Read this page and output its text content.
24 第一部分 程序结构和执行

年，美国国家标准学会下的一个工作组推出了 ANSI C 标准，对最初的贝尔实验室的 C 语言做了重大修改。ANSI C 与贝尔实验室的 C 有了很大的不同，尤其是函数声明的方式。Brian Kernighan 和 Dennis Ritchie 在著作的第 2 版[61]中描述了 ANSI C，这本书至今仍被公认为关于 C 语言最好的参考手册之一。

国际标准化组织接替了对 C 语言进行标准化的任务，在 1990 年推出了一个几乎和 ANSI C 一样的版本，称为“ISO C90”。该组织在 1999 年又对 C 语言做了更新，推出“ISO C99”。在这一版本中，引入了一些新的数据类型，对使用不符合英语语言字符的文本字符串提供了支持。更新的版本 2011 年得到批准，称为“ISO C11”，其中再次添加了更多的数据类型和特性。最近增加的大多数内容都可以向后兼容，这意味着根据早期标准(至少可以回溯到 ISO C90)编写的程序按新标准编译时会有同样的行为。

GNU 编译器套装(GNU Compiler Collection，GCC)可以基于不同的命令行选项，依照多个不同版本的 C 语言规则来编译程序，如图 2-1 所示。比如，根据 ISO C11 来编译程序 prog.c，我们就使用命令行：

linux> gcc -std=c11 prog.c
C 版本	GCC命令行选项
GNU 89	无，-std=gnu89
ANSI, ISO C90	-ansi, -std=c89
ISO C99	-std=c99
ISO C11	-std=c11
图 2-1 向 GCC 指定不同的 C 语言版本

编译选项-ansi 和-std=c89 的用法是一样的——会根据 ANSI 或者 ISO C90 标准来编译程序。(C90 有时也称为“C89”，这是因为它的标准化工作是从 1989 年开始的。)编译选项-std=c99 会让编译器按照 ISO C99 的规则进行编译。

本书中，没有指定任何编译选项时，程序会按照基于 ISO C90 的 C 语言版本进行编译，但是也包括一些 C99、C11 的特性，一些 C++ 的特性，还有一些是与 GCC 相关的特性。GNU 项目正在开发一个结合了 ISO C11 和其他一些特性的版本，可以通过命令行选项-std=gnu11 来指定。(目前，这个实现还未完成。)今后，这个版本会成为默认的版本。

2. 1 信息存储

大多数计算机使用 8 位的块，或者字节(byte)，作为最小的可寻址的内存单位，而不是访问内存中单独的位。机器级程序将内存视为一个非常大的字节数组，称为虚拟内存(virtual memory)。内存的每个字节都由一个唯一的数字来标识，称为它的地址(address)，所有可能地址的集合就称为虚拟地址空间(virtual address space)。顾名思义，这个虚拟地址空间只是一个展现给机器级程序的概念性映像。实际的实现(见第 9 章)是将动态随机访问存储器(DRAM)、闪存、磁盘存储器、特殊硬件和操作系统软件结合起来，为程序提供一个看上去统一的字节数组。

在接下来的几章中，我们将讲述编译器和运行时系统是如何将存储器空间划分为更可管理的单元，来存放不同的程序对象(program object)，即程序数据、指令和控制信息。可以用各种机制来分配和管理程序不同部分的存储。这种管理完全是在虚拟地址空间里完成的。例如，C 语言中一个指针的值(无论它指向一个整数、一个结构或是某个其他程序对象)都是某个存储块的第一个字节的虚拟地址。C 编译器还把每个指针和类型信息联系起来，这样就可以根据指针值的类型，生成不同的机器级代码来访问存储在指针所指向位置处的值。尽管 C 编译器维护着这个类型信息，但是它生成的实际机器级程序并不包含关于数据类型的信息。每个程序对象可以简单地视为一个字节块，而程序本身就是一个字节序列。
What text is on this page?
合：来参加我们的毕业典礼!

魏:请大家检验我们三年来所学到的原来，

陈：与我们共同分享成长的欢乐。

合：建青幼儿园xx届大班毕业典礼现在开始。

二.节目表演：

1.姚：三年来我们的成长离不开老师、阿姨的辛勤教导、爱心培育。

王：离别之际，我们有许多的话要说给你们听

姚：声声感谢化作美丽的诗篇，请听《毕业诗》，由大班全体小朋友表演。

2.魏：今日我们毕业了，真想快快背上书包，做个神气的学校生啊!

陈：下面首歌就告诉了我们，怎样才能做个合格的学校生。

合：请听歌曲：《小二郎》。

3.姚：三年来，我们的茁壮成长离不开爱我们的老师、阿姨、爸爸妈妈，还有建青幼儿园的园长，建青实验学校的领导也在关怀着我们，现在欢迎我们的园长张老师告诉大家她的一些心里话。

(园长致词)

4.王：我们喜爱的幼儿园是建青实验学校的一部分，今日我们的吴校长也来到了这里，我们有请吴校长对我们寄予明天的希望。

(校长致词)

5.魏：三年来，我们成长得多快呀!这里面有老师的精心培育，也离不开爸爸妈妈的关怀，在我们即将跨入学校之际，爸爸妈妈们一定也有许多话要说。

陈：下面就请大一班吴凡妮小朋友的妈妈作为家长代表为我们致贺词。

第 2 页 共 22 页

- CHALLENGE:
Return precisely the lines of the records, starting with the line that holds "What text is on this page?" and ending with the last one.

- EXERCISE OUTPUT:
What text is on this page?
合：来参加我们的毕业典礼!

魏:请大家检验我们三年来所学到的原来，

陈：与我们共同分享成长的欢乐。

合：建青幼儿园xx届大班毕业典礼现在开始。

二.节目表演：

1.姚：三年来我们的成长离不开老师、阿姨的辛勤教导、爱心培育。

王：离别之际，我们有许多的话要说给你们听

姚：声声感谢化作美丽的诗篇，请听《毕业诗》，由大班全体小朋友表演。

2.魏：今日我们毕业了，真想快快背上书包，做个神气的学校生啊!

陈：下面首歌就告诉了我们，怎样才能做个合格的学校生。

合：请听歌曲：《小二郎》。

3.姚：三年来，我们的茁壮成长离不开爱我们的老师、阿姨、爸爸妈妈，还有建青幼儿园的园长，建青实验学校的领导也在关怀着我们，现在欢迎我们的园长张老师告诉大家她的一些心里话。

(园长致词)

4.王：我们喜爱的幼儿园是建青实验学校的一部分，今日我们的吴校长也来到了这里，我们有请吴校长对我们寄予明天的希望。

(校长致词)

5.魏：三年来，我们成长得多快呀!这里面有老师的精心培育，也离不开爸爸妈妈的关怀，在我们即将跨入学校之际，爸爸妈妈们一定也有许多话要说。

陈：下面就请大一班吴凡妮小朋友的妈妈作为家长代表为我们致贺词。

第 2 页 共 22 页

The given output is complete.